-- start MATERIAL FOR THIS TASK --

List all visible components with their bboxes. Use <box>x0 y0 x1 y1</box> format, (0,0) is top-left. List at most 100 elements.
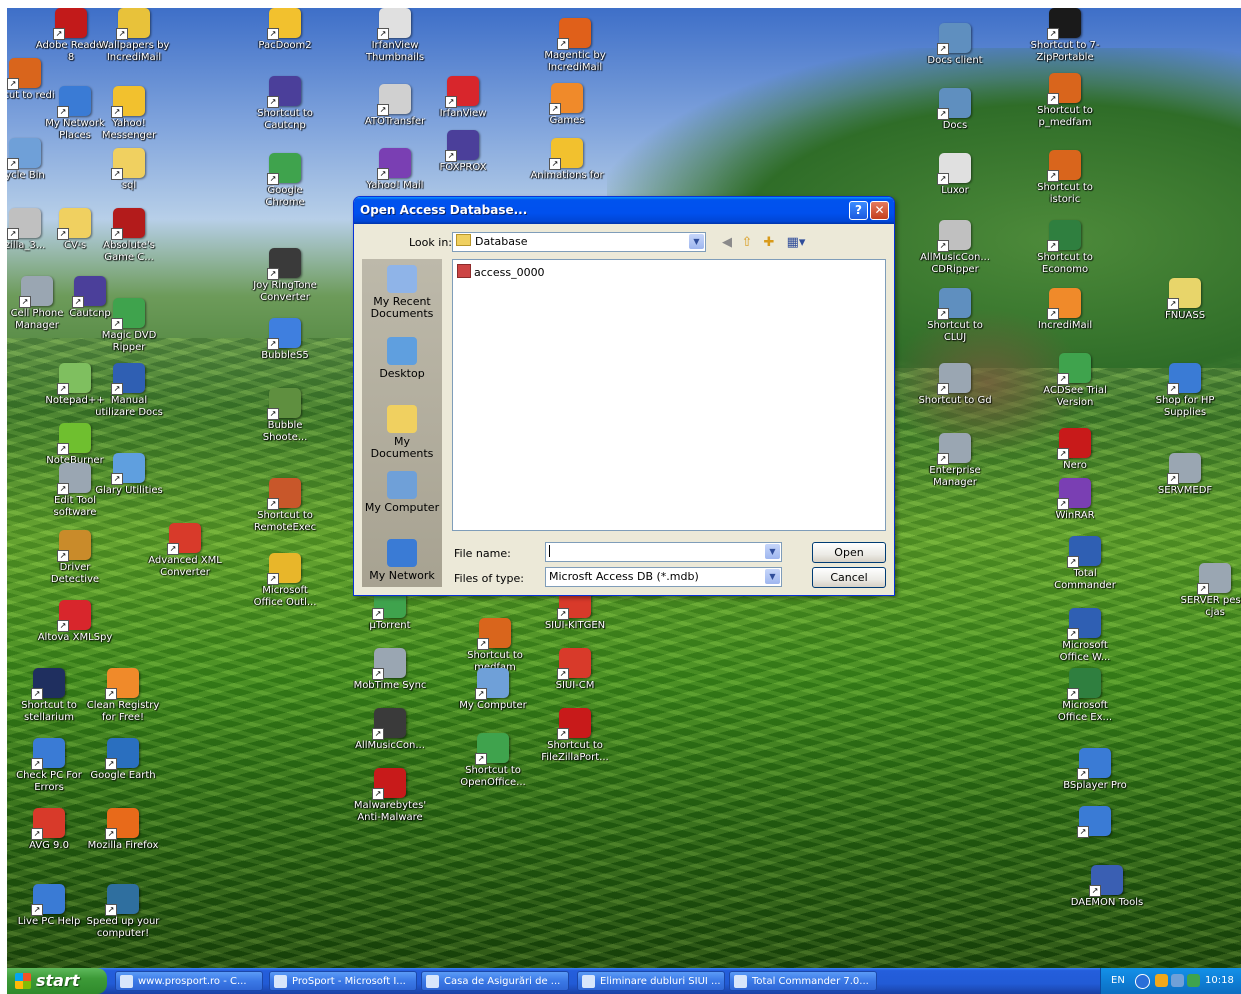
cautcnp-shortcut-shortcut[interactable]: Shortcut to Cautcnp <box>247 76 323 132</box>
advanced-xml-shortcut[interactable]: Advanced XML Converter <box>147 523 223 579</box>
magic-dvd-ripper-shortcut[interactable]: Magic DVD Ripper <box>91 298 167 354</box>
look-in-dropdown[interactable]: Database ▼ <box>452 232 706 252</box>
games-shortcut[interactable]: Games <box>529 83 605 127</box>
file-list[interactable]: access_0000 <box>452 259 886 531</box>
economo-shortcut[interactable]: Shortcut to Economo <box>1027 220 1103 276</box>
bsplayer-shortcut[interactable]: BSplayer Pro <box>1057 748 1133 792</box>
absolute-games-shortcut[interactable]: Absolute's Game C... <box>91 208 167 264</box>
place-desktop[interactable]: Desktop <box>362 337 442 380</box>
driver-detective-shortcut[interactable]: Driver Detective <box>37 530 113 586</box>
taskbar-button[interactable]: ProSport - Microsoft I... <box>269 971 417 991</box>
live-pc-help-shortcut[interactable]: Live PC Help <box>11 884 87 928</box>
close-button[interactable]: ✕ <box>870 201 889 220</box>
taskbar-button[interactable]: Eliminare dubluri SIUI ... <box>577 971 725 991</box>
speed-up-shortcut[interactable]: Speed up your computer! <box>85 884 161 940</box>
clean-registry-shortcut[interactable]: Clean Registry for Free! <box>85 668 161 724</box>
luxor-shortcut[interactable]: Luxor <box>917 153 993 197</box>
hp-supplies-shortcut[interactable]: Shop for HP Supplies <box>1147 363 1223 419</box>
manual-docs-shortcut[interactable]: Manual utilizare Docs <box>91 363 167 419</box>
taskbar-button[interactable]: www.prosport.ro - C... <box>115 971 263 991</box>
malwarebytes-shortcut[interactable]: Malwarebytes' Anti-Malware <box>352 768 428 824</box>
openoffice-shortcut[interactable]: Shortcut to OpenOffice... <box>455 733 531 789</box>
server-shortcut[interactable]: SERVER pess-cjas <box>1177 563 1241 619</box>
back-icon[interactable]: ◀ <box>718 235 736 251</box>
firefox-shortcut[interactable]: Mozilla Firefox <box>85 808 161 852</box>
medfam-shortcut[interactable]: Shortcut to medfam <box>457 618 533 674</box>
istoric-shortcut[interactable]: Shortcut to istoric <box>1027 150 1103 206</box>
cdripper-shortcut[interactable]: AllMusicCon... CDRipper <box>917 220 993 276</box>
files-of-type-dropdown[interactable]: Microsft Access DB (*.mdb) ▼ <box>545 567 782 587</box>
total-commander-shortcut[interactable]: Total Commander <box>1047 536 1123 592</box>
word-shortcut[interactable]: Microsoft Office W... <box>1047 608 1123 664</box>
chevron-down-icon[interactable]: ▼ <box>765 544 780 559</box>
servmedf-shortcut[interactable]: SERVMEDF <box>1147 453 1223 497</box>
enterprise-manager-shortcut[interactable]: Enterprise Manager <box>917 433 993 489</box>
7zip-shortcut[interactable]: Shortcut to 7-ZipPortable <box>1027 8 1103 64</box>
docs-shortcut[interactable]: Docs <box>917 88 993 132</box>
glary-utilities-shortcut[interactable]: Glary Utilities <box>91 453 167 497</box>
tray-arrow-icon[interactable] <box>1135 974 1150 989</box>
cluj-shortcut[interactable]: Shortcut to CLUJ <box>917 288 993 344</box>
start-button[interactable]: start <box>7 968 107 994</box>
recycle-bin-shortcut[interactable]: ycle Bin <box>7 138 63 182</box>
irfanview-thumbnails-shortcut[interactable]: IrfanView Thumbnails <box>357 8 433 64</box>
google-chrome-shortcut[interactable]: Google Chrome <box>247 153 323 209</box>
new-folder-icon[interactable]: ✚ <box>760 235 778 251</box>
place-my-documents[interactable]: My Documents <box>362 405 442 460</box>
up-folder-icon[interactable]: ⇧ <box>738 235 756 251</box>
yahoo-messenger-shortcut[interactable]: Yahoo! Messenger <box>91 86 167 142</box>
ie-shortcut[interactable] <box>1057 806 1133 838</box>
wallpapers-incredimail-shortcut[interactable]: Wallpapers by IncrediMail <box>96 8 172 64</box>
list-item[interactable]: access_0000 <box>457 264 545 279</box>
bubble-shooter-shortcut[interactable]: Bubble Shoote... <box>247 388 323 444</box>
file-name-input[interactable]: ▼ <box>545 542 782 562</box>
joy-ringtone-shortcut[interactable]: Joy RingTone Converter <box>247 248 323 304</box>
chevron-down-icon[interactable]: ▼ <box>689 234 704 249</box>
yahoo-mail-shortcut[interactable]: Yahoo! Mail <box>357 148 433 192</box>
sql-folder-shortcut[interactable]: sql <box>91 148 167 192</box>
check-pc-shortcut[interactable]: Check PC For Errors <box>11 738 87 794</box>
siui-cm-shortcut[interactable]: SIUI-CM <box>537 648 613 692</box>
place-my-computer[interactable]: My Computer <box>362 471 442 514</box>
open-button[interactable]: Open <box>812 542 886 563</box>
place-my-recent-documents[interactable]: My Recent Documents <box>362 265 442 320</box>
tray-app-icon[interactable] <box>1155 974 1168 987</box>
mobtime-sync-shortcut[interactable]: MobTime Sync <box>352 648 428 692</box>
google-earth-shortcut[interactable]: Google Earth <box>85 738 161 782</box>
my-computer-desktop-shortcut[interactable]: My Computer <box>455 668 531 712</box>
avg-shortcut[interactable]: AVG 9.0 <box>11 808 87 852</box>
bubbles5-shortcut[interactable]: BubbleS5 <box>247 318 323 362</box>
winrar-shortcut[interactable]: WinRAR <box>1037 478 1113 522</box>
tray-update-icon[interactable] <box>1187 974 1200 987</box>
fnuass-shortcut[interactable]: FNUASS <box>1147 278 1223 322</box>
excel-shortcut[interactable]: Microsoft Office Ex... <box>1047 668 1123 724</box>
p-medfam-shortcut[interactable]: Shortcut to p_medfam <box>1027 73 1103 129</box>
chevron-down-icon[interactable]: ▼ <box>765 569 780 584</box>
cancel-button[interactable]: Cancel <box>812 567 886 588</box>
animations-shortcut[interactable]: Animations for <box>529 138 605 182</box>
help-button[interactable]: ? <box>849 201 868 220</box>
irfanview-shortcut[interactable]: IrfanView <box>425 76 501 120</box>
allmusic-shortcut[interactable]: AllMusicCon... <box>352 708 428 752</box>
network-icon[interactable] <box>1171 974 1184 987</box>
atotransfer-shortcut[interactable]: ATOTransfer <box>357 84 433 128</box>
stellarium-shortcut[interactable]: Shortcut to stellarium <box>11 668 87 724</box>
docs-client-shortcut[interactable]: Docs client <box>917 23 993 67</box>
remoteexec-shortcut[interactable]: Shortcut to RemoteExec <box>247 478 323 534</box>
taskbar-button[interactable]: Total Commander 7.0... <box>729 971 877 991</box>
daemon-tools-shortcut[interactable]: DAEMON Tools <box>1069 865 1145 909</box>
filezilla-shortcut[interactable]: Shortcut to FileZillaPort... <box>537 708 613 764</box>
taskbar-button[interactable]: Casa de Asigurări de ... <box>421 971 569 991</box>
place-my-network[interactable]: My Network <box>362 539 442 582</box>
gd-shortcut[interactable]: Shortcut to Gd <box>917 363 993 407</box>
clock[interactable]: 10:18 <box>1205 968 1234 994</box>
dialog-titlebar[interactable]: Open Access Database... ? ✕ <box>354 197 894 224</box>
language-indicator[interactable]: EN <box>1111 968 1125 994</box>
incredimail-shortcut[interactable]: IncrediMail <box>1027 288 1103 332</box>
acdsee-shortcut[interactable]: ACDSee Trial Version <box>1037 353 1113 409</box>
outlook-shortcut[interactable]: Microsoft Office Outl... <box>247 553 323 609</box>
pacdoom-shortcut[interactable]: PacDoom2 <box>247 8 323 52</box>
foxprox-shortcut[interactable]: FOXPROX <box>425 130 501 174</box>
magentic-shortcut[interactable]: Magentic by IncrediMail <box>537 18 613 74</box>
altova-xmlspy-shortcut[interactable]: Altova XMLSpy <box>37 600 113 644</box>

-- end MATERIAL FOR THIS TASK --

• _SHORT TASK_
Lay out the stretch of items from the line containing "cautcnp-shortcut-shortcut[interactable]: Shortcut to" through the line containing "magic-dvd-ripper-shortcut[interactable]: Magic DVD" as a Markdown table. Use two columns, Row and Line, and leave out any blank lines.

• _RESPONSE TO THE TASK_
| Row | Line |
|---|---|
| 1 | cautcnp-shortcut-shortcut[interactable]: Shortcut to Cautcnp <box>247 76 323 132</box> |
| 2 | advanced-xml-shortcut[interactable]: Advanced XML Converter <box>147 523 223 579</box> |
| 3 | magic-dvd-ripper-shortcut[interactable]: Magic DVD Ripper <box>91 298 167 354</box> |